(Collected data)
** BEGIN **

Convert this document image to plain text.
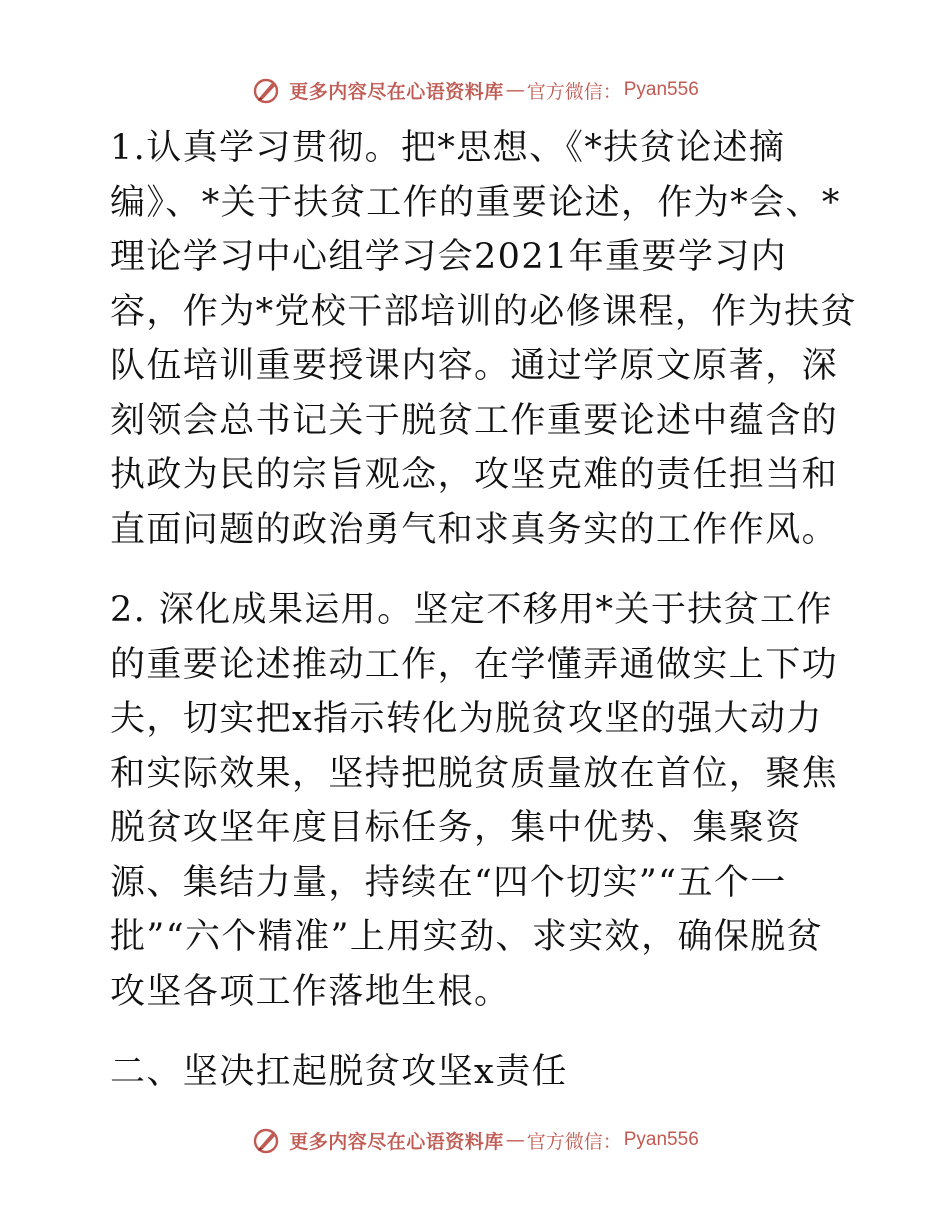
更多内容尽在心语资料库 — 官方微信： Pyan556

1.认真学习贯彻。把*思想、《*扶贫论述摘编》、*关于扶贫工作的重要论述，作为*会、*理论学习中心组学习会2021年重要学习内容，作为*党校干部培训的必修课程，作为扶贫队伍培训重要授课内容。通过学原文原著，深刻领会总书记关于脱贫工作重要论述中蕴含的执政为民的宗旨观念，攻坚克难的责任担当和直面问题的政治勇气和求真务实的工作作风。

2. 深化成果运用。坚定不移用*关于扶贫工作的重要论述推动工作，在学懂弄通做实上下功夫，切实把x指示转化为脱贫攻坚的强大动力和实际效果，坚持把脱贫质量放在首位，聚焦脱贫攻坚年度目标任务，集中优势、集聚资源、集结力量，持续在“四个切实”“五个一批”“六个精准”上用实劲、求实效，确保脱贫攻坚各项工作落地生根。

二、坚决扛起脱贫攻坚x责任

更多内容尽在心语资料库 — 官方微信： Pyan556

** END **

Restate the listing above word for word, and skip the pictures.

= Written answer =
Convert this document image to plain text.
更多内容尽在心语资料库 — 官方微信： Pyan556

1.认真学习贯彻。把*思想、《*扶贫论述摘编》、*关于扶贫工作的重要论述，作为*会、*理论学习中心组学习会2021年重要学习内容，作为*党校干部培训的必修课程，作为扶贫队伍培训重要授课内容。通过学原文原著，深刻领会总书记关于脱贫工作重要论述中蕴含的执政为民的宗旨观念，攻坚克难的责任担当和直面问题的政治勇气和求真务实的工作作风。

2. 深化成果运用。坚定不移用*关于扶贫工作的重要论述推动工作，在学懂弄通做实上下功夫，切实把x指示转化为脱贫攻坚的强大动力和实际效果，坚持把脱贫质量放在首位，聚焦脱贫攻坚年度目标任务，集中优势、集聚资源、集结力量，持续在“四个切实”“五个一批”“六个精准”上用实劲、求实效，确保脱贫攻坚各项工作落地生根。

二、坚决扛起脱贫攻坚x责任

更多内容尽在心语资料库 — 官方微信： Pyan556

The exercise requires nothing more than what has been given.